--- JOB ---
Copy out every one of the rows below character for character, keeping each line in its original order.

--- RECORDED DATA ---
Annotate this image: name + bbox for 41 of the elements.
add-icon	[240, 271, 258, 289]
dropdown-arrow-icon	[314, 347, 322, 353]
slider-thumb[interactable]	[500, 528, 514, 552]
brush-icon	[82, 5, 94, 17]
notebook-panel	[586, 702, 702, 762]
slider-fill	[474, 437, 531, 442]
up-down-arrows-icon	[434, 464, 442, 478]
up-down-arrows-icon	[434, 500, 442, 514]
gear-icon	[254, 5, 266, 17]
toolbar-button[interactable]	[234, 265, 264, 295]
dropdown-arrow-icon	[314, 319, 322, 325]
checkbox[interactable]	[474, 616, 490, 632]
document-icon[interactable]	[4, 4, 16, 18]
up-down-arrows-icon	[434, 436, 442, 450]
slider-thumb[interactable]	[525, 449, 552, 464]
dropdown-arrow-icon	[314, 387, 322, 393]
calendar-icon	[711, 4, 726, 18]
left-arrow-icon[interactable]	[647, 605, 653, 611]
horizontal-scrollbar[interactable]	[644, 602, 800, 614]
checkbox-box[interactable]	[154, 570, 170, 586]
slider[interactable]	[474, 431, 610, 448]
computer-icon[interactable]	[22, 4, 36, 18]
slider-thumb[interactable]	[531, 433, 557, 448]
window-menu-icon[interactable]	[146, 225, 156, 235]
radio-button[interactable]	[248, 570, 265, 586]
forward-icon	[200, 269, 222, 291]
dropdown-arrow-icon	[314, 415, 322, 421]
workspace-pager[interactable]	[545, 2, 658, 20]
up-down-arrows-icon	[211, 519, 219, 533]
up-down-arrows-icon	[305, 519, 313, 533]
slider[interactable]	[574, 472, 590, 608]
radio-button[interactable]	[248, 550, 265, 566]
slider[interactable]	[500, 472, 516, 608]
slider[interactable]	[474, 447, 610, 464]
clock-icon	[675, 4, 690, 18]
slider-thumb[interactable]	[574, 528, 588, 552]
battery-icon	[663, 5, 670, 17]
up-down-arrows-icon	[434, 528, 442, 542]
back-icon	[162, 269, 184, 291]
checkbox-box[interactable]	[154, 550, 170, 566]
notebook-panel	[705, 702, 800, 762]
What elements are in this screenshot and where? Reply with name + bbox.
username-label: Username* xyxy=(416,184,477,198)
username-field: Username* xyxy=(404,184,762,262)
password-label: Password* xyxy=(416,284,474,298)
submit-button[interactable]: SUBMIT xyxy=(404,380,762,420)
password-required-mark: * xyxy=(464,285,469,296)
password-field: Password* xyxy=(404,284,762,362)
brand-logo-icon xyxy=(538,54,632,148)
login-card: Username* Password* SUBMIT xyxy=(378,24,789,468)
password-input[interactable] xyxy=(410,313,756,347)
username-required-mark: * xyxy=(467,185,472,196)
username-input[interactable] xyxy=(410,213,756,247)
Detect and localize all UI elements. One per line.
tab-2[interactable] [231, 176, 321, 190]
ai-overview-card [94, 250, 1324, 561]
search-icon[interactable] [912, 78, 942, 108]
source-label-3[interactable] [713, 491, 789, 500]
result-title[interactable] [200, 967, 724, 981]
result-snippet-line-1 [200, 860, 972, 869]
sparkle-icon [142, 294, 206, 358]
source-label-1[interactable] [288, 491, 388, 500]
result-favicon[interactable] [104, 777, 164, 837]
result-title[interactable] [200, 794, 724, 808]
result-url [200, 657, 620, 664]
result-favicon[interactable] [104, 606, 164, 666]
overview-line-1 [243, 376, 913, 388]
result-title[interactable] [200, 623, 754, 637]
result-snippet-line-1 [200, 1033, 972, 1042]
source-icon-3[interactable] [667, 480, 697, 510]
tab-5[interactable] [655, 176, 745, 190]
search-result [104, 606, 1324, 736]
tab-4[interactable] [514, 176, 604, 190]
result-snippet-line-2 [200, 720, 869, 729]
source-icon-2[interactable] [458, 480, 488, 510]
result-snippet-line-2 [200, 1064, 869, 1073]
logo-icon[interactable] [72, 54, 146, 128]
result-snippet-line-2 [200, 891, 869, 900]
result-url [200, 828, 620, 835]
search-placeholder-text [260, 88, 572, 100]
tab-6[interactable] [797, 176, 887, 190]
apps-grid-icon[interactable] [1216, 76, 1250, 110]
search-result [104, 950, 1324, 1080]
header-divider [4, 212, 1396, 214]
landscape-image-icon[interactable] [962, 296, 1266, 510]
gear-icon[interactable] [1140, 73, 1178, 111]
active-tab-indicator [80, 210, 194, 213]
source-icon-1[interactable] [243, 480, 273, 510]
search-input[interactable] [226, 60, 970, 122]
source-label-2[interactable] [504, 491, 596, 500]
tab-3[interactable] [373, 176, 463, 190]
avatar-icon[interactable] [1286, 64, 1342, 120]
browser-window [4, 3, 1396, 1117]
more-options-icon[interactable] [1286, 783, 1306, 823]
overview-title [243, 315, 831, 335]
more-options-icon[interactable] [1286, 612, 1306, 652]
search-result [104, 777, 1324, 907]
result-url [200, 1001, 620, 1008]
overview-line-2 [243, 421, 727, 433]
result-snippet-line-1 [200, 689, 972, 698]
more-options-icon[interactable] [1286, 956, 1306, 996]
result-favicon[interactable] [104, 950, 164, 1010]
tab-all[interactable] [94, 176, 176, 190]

--- WRITTEN RESPONSE ---
Annotate this image: name + bbox for 41 of the elements.
add-icon	[240, 271, 258, 289]
dropdown-arrow-icon	[314, 347, 322, 353]
slider-thumb[interactable]	[500, 528, 514, 552]
brush-icon	[82, 5, 94, 17]
notebook-panel	[586, 702, 702, 762]
slider-fill	[474, 437, 531, 442]
up-down-arrows-icon	[434, 464, 442, 478]
up-down-arrows-icon	[434, 500, 442, 514]
gear-icon	[254, 5, 266, 17]
toolbar-button[interactable]	[234, 265, 264, 295]
dropdown-arrow-icon	[314, 319, 322, 325]
checkbox[interactable]	[474, 616, 490, 632]
document-icon[interactable]	[4, 4, 16, 18]
up-down-arrows-icon	[434, 436, 442, 450]
slider-thumb[interactable]	[525, 449, 552, 464]
dropdown-arrow-icon	[314, 387, 322, 393]
calendar-icon	[711, 4, 726, 18]
left-arrow-icon[interactable]	[647, 605, 653, 611]
horizontal-scrollbar[interactable]	[644, 602, 800, 614]
checkbox-box[interactable]	[154, 570, 170, 586]
slider[interactable]	[474, 431, 610, 448]
computer-icon[interactable]	[22, 4, 36, 18]
slider-thumb[interactable]	[531, 433, 557, 448]
window-menu-icon[interactable]	[146, 225, 156, 235]
radio-button[interactable]	[248, 570, 265, 586]
forward-icon	[200, 269, 222, 291]
dropdown-arrow-icon	[314, 415, 322, 421]
workspace-pager[interactable]	[545, 2, 658, 20]
up-down-arrows-icon	[211, 519, 219, 533]
up-down-arrows-icon	[305, 519, 313, 533]
slider[interactable]	[574, 472, 590, 608]
radio-button[interactable]	[248, 550, 265, 566]
slider[interactable]	[500, 472, 516, 608]
slider[interactable]	[474, 447, 610, 464]
clock-icon	[675, 4, 690, 18]
slider-thumb[interactable]	[574, 528, 588, 552]
battery-icon	[663, 5, 670, 17]
up-down-arrows-icon	[434, 528, 442, 542]
back-icon	[162, 269, 184, 291]
checkbox-box[interactable]	[154, 550, 170, 566]
notebook-panel	[705, 702, 800, 762]
What elements are in this screenshot and where? Reply with name + bbox.
username-label: Username* xyxy=(416,184,477,198)
username-field: Username* xyxy=(404,184,762,262)
password-label: Password* xyxy=(416,284,474,298)
submit-button[interactable]: SUBMIT xyxy=(404,380,762,420)
password-required-mark: * xyxy=(464,285,469,296)
password-field: Password* xyxy=(404,284,762,362)
brand-logo-icon xyxy=(538,54,632,148)
login-card: Username* Password* SUBMIT xyxy=(378,24,789,468)
password-input[interactable] xyxy=(410,313,756,347)
username-required-mark: * xyxy=(467,185,472,196)
username-input[interactable] xyxy=(410,213,756,247)
Detect and localize all UI elements. One per line.
tab-2[interactable] [231, 176, 321, 190]
ai-overview-card [94, 250, 1324, 561]
search-icon[interactable] [912, 78, 942, 108]
source-label-3[interactable] [713, 491, 789, 500]
result-title[interactable] [200, 967, 724, 981]
result-snippet-line-1 [200, 860, 972, 869]
sparkle-icon [142, 294, 206, 358]
source-label-1[interactable] [288, 491, 388, 500]
result-favicon[interactable] [104, 777, 164, 837]
result-title[interactable] [200, 794, 724, 808]
result-url [200, 657, 620, 664]
result-favicon[interactable] [104, 606, 164, 666]
overview-line-1 [243, 376, 913, 388]
result-title[interactable] [200, 623, 754, 637]
result-snippet-line-1 [200, 1033, 972, 1042]
source-icon-3[interactable] [667, 480, 697, 510]
tab-5[interactable] [655, 176, 745, 190]
search-result [104, 606, 1324, 736]
tab-4[interactable] [514, 176, 604, 190]
result-snippet-line-2 [200, 720, 869, 729]
source-icon-2[interactable] [458, 480, 488, 510]
result-snippet-line-2 [200, 1064, 869, 1073]
logo-icon[interactable] [72, 54, 146, 128]
result-snippet-line-2 [200, 891, 869, 900]
result-url [200, 828, 620, 835]
search-placeholder-text [260, 88, 572, 100]
tab-6[interactable] [797, 176, 887, 190]
apps-grid-icon[interactable] [1216, 76, 1250, 110]
search-result [104, 950, 1324, 1080]
header-divider [4, 212, 1396, 214]
landscape-image-icon[interactable] [962, 296, 1266, 510]
gear-icon[interactable] [1140, 73, 1178, 111]
active-tab-indicator [80, 210, 194, 213]
source-icon-1[interactable] [243, 480, 273, 510]
search-input[interactable] [226, 60, 970, 122]
source-label-2[interactable] [504, 491, 596, 500]
tab-3[interactable] [373, 176, 463, 190]
avatar-icon[interactable] [1286, 64, 1342, 120]
browser-window [4, 3, 1396, 1117]
more-options-icon[interactable] [1286, 783, 1306, 823]
overview-title [243, 315, 831, 335]
more-options-icon[interactable] [1286, 612, 1306, 652]
search-result [104, 777, 1324, 907]
result-url [200, 1001, 620, 1008]
overview-line-2 [243, 421, 727, 433]
result-snippet-line-1 [200, 689, 972, 698]
more-options-icon[interactable] [1286, 956, 1306, 996]
result-favicon[interactable] [104, 950, 164, 1010]
tab-all[interactable] [94, 176, 176, 190]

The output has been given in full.